Prozess gegen Judenhass-Symbol an Kirche: Sauerei am Gotteshaus
In der Lutherstadt Wittenberg hängt ein antisemitisches Relief an der Stadtkirche. Michael Düllmann will, dass es verschwindet.
Es ist hie zu Wittenberg an unserer Pfarrkirchen eine Sau in Stein gehauen; da liegen junge Ferkel und Juden unter, die saugen; hinter der Sau steht ein Rabbin, der hebt der Sau das rechte Bein empor, und mit seiner linken Hand zieht er den Pirzel über sich, bückt und guckt mit großem Fleiß der Sau unter dem Pirzel in den Talmud hinein, als wollt er etwas Scharfs und Sonderlichs lesen und ersehen.“ – Martin Luther
Michael Düllmann, ein hagerer Mann von 76 Jahren, sitzt behaglich in seinem Sessel im Wohnzimmer seiner Bonner Wohnung. Pflanzen und Kakteen lassen den Raum ergrünen, Grafiken hängen an den Wänden und Bücher stehen in den Regalen an den Wänden. Es könnte hier sehr gemütlich sein.
Düllmann will aber nicht gemütlich sein. Er ist zornig, und der Zorn bricht sich in langen Reden Bahn. Was den Mann mit den schneeweißen Haaren so aufregt: ein steinernes Relief, gut 700 Jahre alt. Es ist das von Martin Luther beschriebene Schwein mit den Juden. Es hängt immer noch da. Für diese Art von Schmähwerk, das die religiöse Minderheit verspottet und ihren Glauben verhöhnt, hat sich seit dem Mittelalter ein Begriff eingebürgert: „Judensau“. Düllmann sagt über Wittenberg: „Der Antisemitismus hängt mit der ‚Judensau‘ über dieser Stadt.“
Das Schwein, Symbol für den Judenhass
Im Mittelalter fand dieser Begriff als besonders übles Schimpfwort Eingang in den allgemeinen Sprachgebrauch. Martin Luther sprach von den Juden als „aller Bosheit voll, voll Geizes, Neides, Hasses untereinander, voll Hochmut, Wucher, Stolz Fluchen wider uns Heiden“.
--------------------------------------------------
AUFGABEN -
1. Zähle alle Lebewesen auf, die laut dem Luther-Zitat im vorgegebenen Text auf dem Relief an der Wittenberger Pfarrkirche zu sehen sind.
2. Gib aus den Datenzeilen weiter unten den Abschnitt als nummerierte Liste ohne Leerzeilen wieder. Er beginnt mit der Zeile, die „y-axis-title: Method (12, 397, 43, 490)“ enthält, und endet mit der Zeile, die „most 100 elements.“ enthält.
--------------------------------------------------
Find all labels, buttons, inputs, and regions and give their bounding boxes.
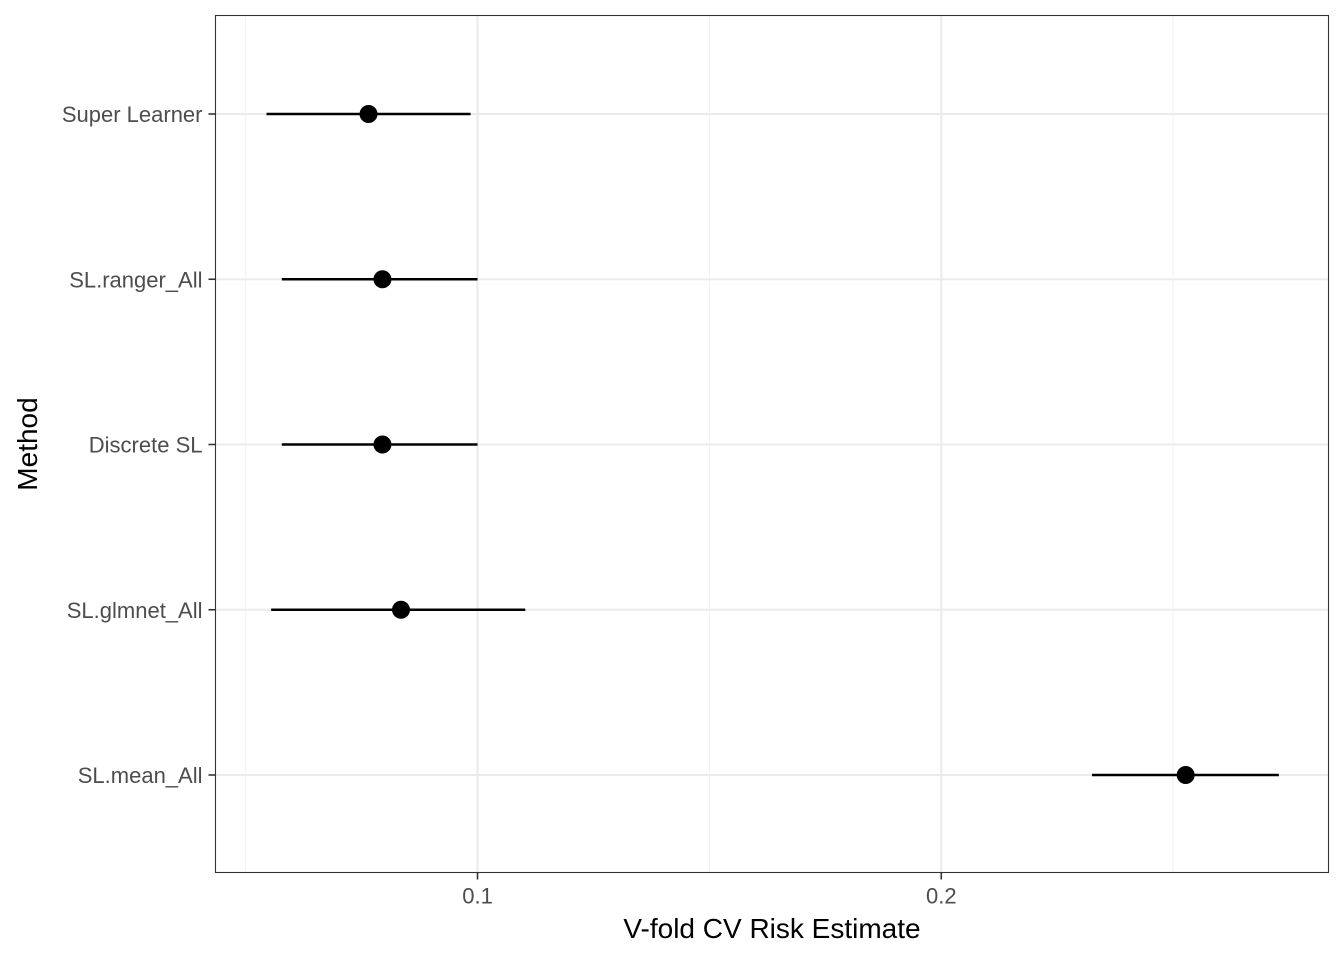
y-axis-title: Method (12, 397, 43, 490)
x-axis-title: V-fold CV Risk Estimate (623, 913, 920, 944)
data-point (373, 435, 392, 454)
data-point (1176, 766, 1195, 784)
y-tick-label: SL.ranger_All (69, 267, 202, 292)
y-tick-label: SL.glmnet_All (67, 598, 203, 623)
data-point (359, 105, 378, 123)
axes: Super Learner SL.ranger_All Discrete SL SL.… (62, 102, 957, 909)
y-tick-label: Discrete SL (89, 433, 203, 458)
x-tick-label: 0.2 (926, 884, 957, 909)
y-tick-label: Super Learner (62, 102, 203, 127)
x-tick-label: 0.1 (462, 884, 493, 909)
data-point (392, 600, 410, 619)
data-point (373, 270, 392, 289)
y-tick-label: SL.mean_All (78, 763, 203, 788)
data-layer (266, 105, 1279, 784)
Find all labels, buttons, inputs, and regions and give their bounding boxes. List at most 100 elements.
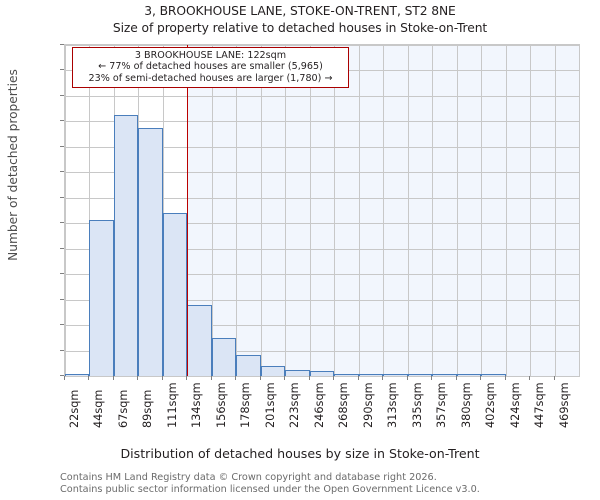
x-axis-tick-mark	[137, 376, 139, 380]
x-axis-title: Distribution of detached houses by size …	[120, 446, 480, 461]
y-axis-tick-mark	[60, 196, 64, 198]
histogram-bar	[187, 305, 212, 376]
gridline-horizontal	[65, 197, 579, 199]
x-axis-tick-label: 380sqm	[459, 382, 473, 428]
histogram-bar	[236, 355, 261, 376]
y-axis-tick-mark	[60, 145, 64, 147]
annotation-larger-stat: 23% of semi-detached houses are larger (…	[88, 72, 333, 84]
gridline-vertical	[530, 45, 532, 376]
histogram-bar	[211, 338, 237, 376]
plot-inner	[65, 45, 579, 376]
gridline-horizontal	[65, 121, 579, 123]
x-axis-tick-label: 178sqm	[239, 382, 253, 428]
gridline-vertical	[65, 45, 66, 376]
y-axis-tick-mark	[60, 69, 64, 71]
x-axis-tick-label: 290sqm	[361, 382, 375, 428]
x-axis-tick-label: 89sqm	[141, 389, 155, 428]
gridline-vertical	[505, 45, 507, 376]
histogram-bar	[89, 220, 114, 376]
x-axis-tick-mark	[235, 376, 237, 380]
histogram-bar	[113, 115, 139, 376]
y-axis-tick-mark	[60, 94, 64, 96]
x-axis-tick-label: 246sqm	[312, 382, 326, 428]
gridline-vertical	[554, 45, 556, 376]
y-axis-tick-mark	[60, 247, 64, 249]
histogram-bar	[407, 374, 433, 376]
x-axis-tick-mark	[210, 376, 212, 380]
x-axis-tick-mark	[382, 376, 384, 380]
y-axis-title: Number of detached properties	[6, 69, 20, 261]
x-axis-tick-mark	[480, 376, 482, 380]
x-axis-tick-label: 44sqm	[92, 389, 106, 428]
gridline-vertical	[456, 45, 458, 376]
x-axis-tick-label: 67sqm	[116, 389, 130, 428]
histogram-bar	[432, 374, 457, 376]
x-axis-tick-label: 268sqm	[337, 382, 351, 428]
gridline-vertical	[481, 45, 483, 376]
footer-attribution: Contains HM Land Registry data © Crown c…	[60, 472, 590, 495]
x-axis-tick-mark	[553, 376, 555, 380]
histogram-bar	[65, 373, 90, 376]
y-axis-tick-mark	[60, 349, 64, 351]
x-axis-tick-mark	[112, 376, 114, 380]
x-axis-tick-mark	[333, 376, 335, 380]
y-axis-tick-mark	[60, 222, 64, 224]
x-axis-tick-mark	[406, 376, 408, 380]
page-title: 3, BROOKHOUSE LANE, STOKE-ON-TRENT, ST2 …	[144, 4, 456, 18]
gridline-horizontal	[65, 248, 579, 250]
y-axis-tick-mark	[60, 298, 64, 300]
gridline-horizontal	[65, 325, 579, 327]
x-axis-tick-mark	[431, 376, 433, 380]
property-size-marker-line	[186, 45, 189, 376]
x-axis-tick-label: 357sqm	[435, 382, 449, 428]
x-axis-tick-label: 469sqm	[557, 382, 571, 428]
histogram-bar	[138, 128, 163, 376]
chart-subtitle: Size of property relative to detached ho…	[112, 21, 488, 35]
x-axis-tick-mark	[529, 376, 531, 380]
x-axis-tick-label: 447sqm	[533, 382, 547, 428]
x-axis-tick-label: 402sqm	[484, 382, 498, 428]
gridline-horizontal	[65, 274, 579, 276]
gridline-vertical	[236, 45, 238, 376]
histogram-bar	[309, 371, 335, 376]
x-axis-tick-mark	[284, 376, 286, 380]
x-axis-tick-label: 156sqm	[214, 382, 228, 428]
y-axis-tick-mark	[60, 375, 64, 376]
gridline-vertical	[285, 45, 287, 376]
footer-line-1: Contains HM Land Registry data © Crown c…	[60, 472, 437, 483]
gridline-horizontal	[65, 350, 579, 352]
histogram-bar	[285, 369, 310, 376]
x-axis-tick-mark	[259, 376, 261, 380]
plot-area	[64, 44, 580, 377]
x-axis-tick-label: 201sqm	[263, 382, 277, 428]
histogram-bar	[260, 366, 286, 376]
gridline-vertical	[383, 45, 385, 376]
larger-properties-shaded-region	[186, 45, 579, 376]
gridline-vertical	[358, 45, 360, 376]
y-axis-tick-mark	[60, 44, 64, 45]
gridline-vertical	[432, 45, 434, 376]
property-annotation-box: 3 BROOKHOUSE LANE: 122sqm ← 77% of detac…	[72, 47, 349, 89]
histogram-bar	[456, 374, 482, 376]
annotation-property-size: 3 BROOKHOUSE LANE: 122sqm	[134, 50, 287, 61]
gridline-horizontal	[65, 172, 579, 174]
x-axis-tick-label: 223sqm	[288, 382, 302, 428]
gridline-vertical	[334, 45, 336, 376]
histogram-bar	[162, 213, 188, 376]
histogram-bar	[383, 374, 408, 376]
x-axis-tick-label: 424sqm	[508, 382, 522, 428]
x-axis-tick-mark	[161, 376, 163, 380]
x-axis-tick-label: 134sqm	[190, 382, 204, 428]
gridline-horizontal	[65, 146, 579, 148]
gridline-horizontal	[65, 45, 579, 46]
footer-line-2: Contains public sector information licen…	[60, 483, 480, 495]
x-axis-tick-mark	[308, 376, 310, 380]
x-axis-tick-label: 111sqm	[165, 382, 179, 428]
gridline-horizontal	[65, 299, 579, 301]
histogram-bar	[334, 374, 359, 376]
x-axis-tick-mark	[88, 376, 90, 380]
x-axis-tick-mark	[64, 376, 65, 380]
gridline-vertical	[162, 45, 164, 376]
x-axis-tick-label: 335sqm	[410, 382, 424, 428]
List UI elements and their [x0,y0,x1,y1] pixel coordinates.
--------------------------------------------------
LÖSUNGEN -
1.
- eine Sau
- junge Ferkel
- Juden
- ein Rabbin

2.
1. y-axis-title: Method (12, 397, 43, 490)
2. x-axis-title: V-fold CV Risk Estimate (623, 913, 920, 944)
3. data-point (373, 435, 392, 454)
4. data-point (1176, 766, 1195, 784)
5. y-tick-label: SL.ranger_All (69, 267, 202, 292)
6. y-tick-label: SL.glmnet_All (67, 598, 203, 623)
7. data-point (359, 105, 378, 123)
8. axes: Super Learner SL.ranger_All Discrete SL SL.… (62, 102, 957, 909)
9. y-tick-label: Discrete SL (89, 433, 203, 458)
10. x-tick-label: 0.2 (926, 884, 957, 909)
11. y-tick-label: Super Learner (62, 102, 203, 127)
12. x-tick-label: 0.1 (462, 884, 493, 909)
13. data-point (392, 600, 410, 619)
14. data-point (373, 270, 392, 289)
15. y-tick-label: SL.mean_All (78, 763, 203, 788)
16. data-layer (266, 105, 1279, 784)
17. Find all labels, buttons, inputs, and regions and give their bounding boxes. List at most 100 elements.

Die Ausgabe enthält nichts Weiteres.